→ **GOAL OF THE EXERCISE**: Your task is to repeat all of the data exactly while excluding the pictures.
····················
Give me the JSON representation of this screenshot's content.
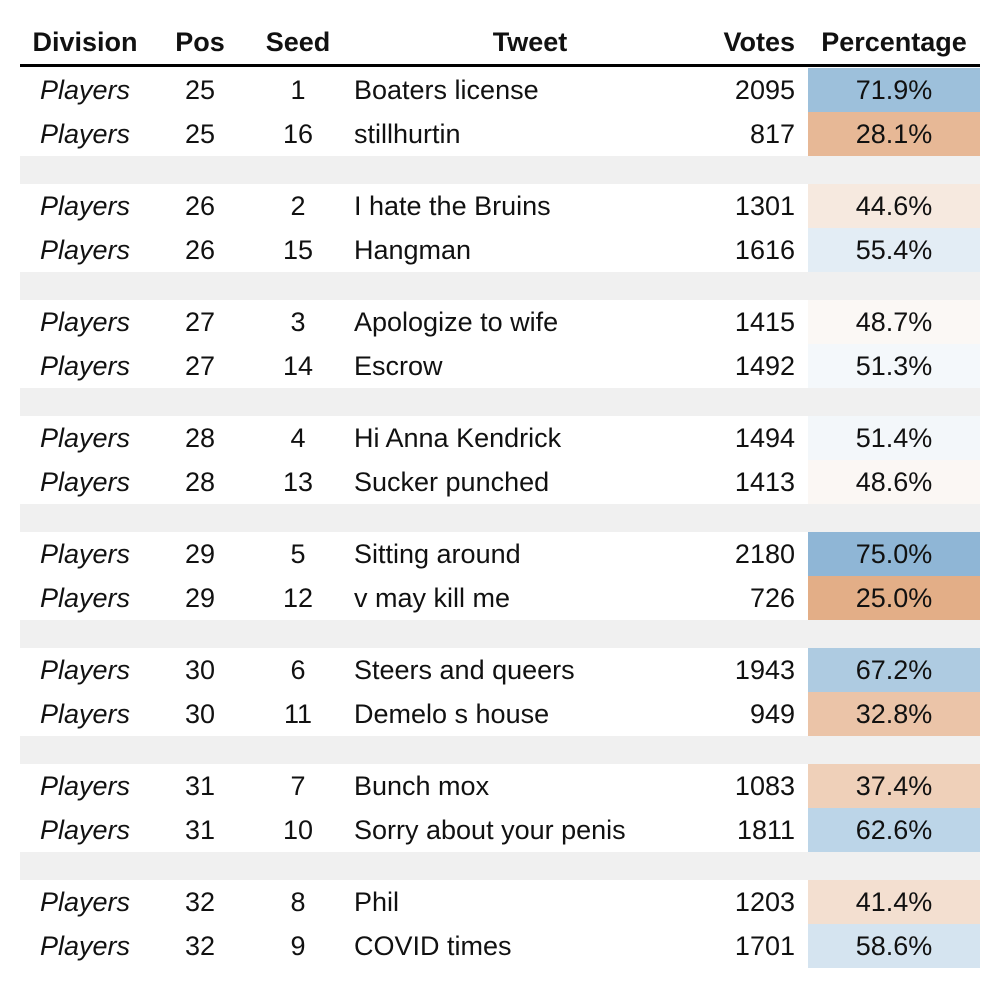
{
  "table": {
    "columns": [
      "Division",
      "Pos",
      "Seed",
      "Tweet",
      "Votes",
      "Percentage"
    ],
    "rows": [
      [
        "Players",
        25,
        1,
        "Boaters license",
        2095,
        "71.9%"
      ],
      [
        "Players",
        25,
        16,
        "stillhurtin",
        817,
        "28.1%"
      ],
      [
        "Players",
        26,
        2,
        "I hate the Bruins",
        1301,
        "44.6%"
      ],
      [
        "Players",
        26,
        15,
        "Hangman",
        1616,
        "55.4%"
      ],
      [
        "Players",
        27,
        3,
        "Apologize to wife",
        1415,
        "48.7%"
      ],
      [
        "Players",
        27,
        14,
        "Escrow",
        1492,
        "51.3%"
      ],
      [
        "Players",
        28,
        4,
        "Hi Anna Kendrick",
        1494,
        "51.4%"
      ],
      [
        "Players",
        28,
        13,
        "Sucker punched",
        1413,
        "48.6%"
      ],
      [
        "Players",
        29,
        5,
        "Sitting around",
        2180,
        "75.0%"
      ],
      [
        "Players",
        29,
        12,
        "v may kill me",
        726,
        "25.0%"
      ],
      [
        "Players",
        30,
        6,
        "Steers and queers",
        1943,
        "67.2%"
      ],
      [
        "Players",
        30,
        11,
        "Demelo s house",
        949,
        "32.8%"
      ],
      [
        "Players",
        31,
        7,
        "Bunch mox",
        1083,
        "37.4%"
      ],
      [
        "Players",
        31,
        10,
        "Sorry about your penis",
        1811,
        "62.6%"
      ],
      [
        "Players",
        32,
        8,
        "Phil",
        1203,
        "41.4%"
      ],
      [
        "Players",
        32,
        9,
        "COVID times",
        1701,
        "58.6%"
      ]
    ],
    "percentage_colors": [
      "#9dc0db",
      "#e7b896",
      "#f6e9df",
      "#e3edf5",
      "#fbf8f5",
      "#f4f8fb",
      "#f3f7fa",
      "#fbf7f4",
      "#8fb6d6",
      "#e3ae87",
      "#aecbe1",
      "#ebc4a8",
      "#efd0b9",
      "#bcd5e8",
      "#f3dfd0",
      "#d5e4f0"
    ]
  }
}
····················
→ **OUTPUT BELOW**:
Give me the JSON representation of this screenshot's content.
{
  "table": {
    "columns": [
      "Division",
      "Pos",
      "Seed",
      "Tweet",
      "Votes",
      "Percentage"
    ],
    "rows": [
      [
        "Players",
        25,
        1,
        "Boaters license",
        2095,
        "71.9%"
      ],
      [
        "Players",
        25,
        16,
        "stillhurtin",
        817,
        "28.1%"
      ],
      [
        "Players",
        26,
        2,
        "I hate the Bruins",
        1301,
        "44.6%"
      ],
      [
        "Players",
        26,
        15,
        "Hangman",
        1616,
        "55.4%"
      ],
      [
        "Players",
        27,
        3,
        "Apologize to wife",
        1415,
        "48.7%"
      ],
      [
        "Players",
        27,
        14,
        "Escrow",
        1492,
        "51.3%"
      ],
      [
        "Players",
        28,
        4,
        "Hi Anna Kendrick",
        1494,
        "51.4%"
      ],
      [
        "Players",
        28,
        13,
        "Sucker punched",
        1413,
        "48.6%"
      ],
      [
        "Players",
        29,
        5,
        "Sitting around",
        2180,
        "75.0%"
      ],
      [
        "Players",
        29,
        12,
        "v may kill me",
        726,
        "25.0%"
      ],
      [
        "Players",
        30,
        6,
        "Steers and queers",
        1943,
        "67.2%"
      ],
      [
        "Players",
        30,
        11,
        "Demelo s house",
        949,
        "32.8%"
      ],
      [
        "Players",
        31,
        7,
        "Bunch mox",
        1083,
        "37.4%"
      ],
      [
        "Players",
        31,
        10,
        "Sorry about your penis",
        1811,
        "62.6%"
      ],
      [
        "Players",
        32,
        8,
        "Phil",
        1203,
        "41.4%"
      ],
      [
        "Players",
        32,
        9,
        "COVID times",
        1701,
        "58.6%"
      ]
    ],
    "percentage_colors": [
      "#9dc0db",
      "#e7b896",
      "#f6e9df",
      "#e3edf5",
      "#fbf8f5",
      "#f4f8fb",
      "#f3f7fa",
      "#fbf7f4",
      "#8fb6d6",
      "#e3ae87",
      "#aecbe1",
      "#ebc4a8",
      "#efd0b9",
      "#bcd5e8",
      "#f3dfd0",
      "#d5e4f0"
    ]
  }
}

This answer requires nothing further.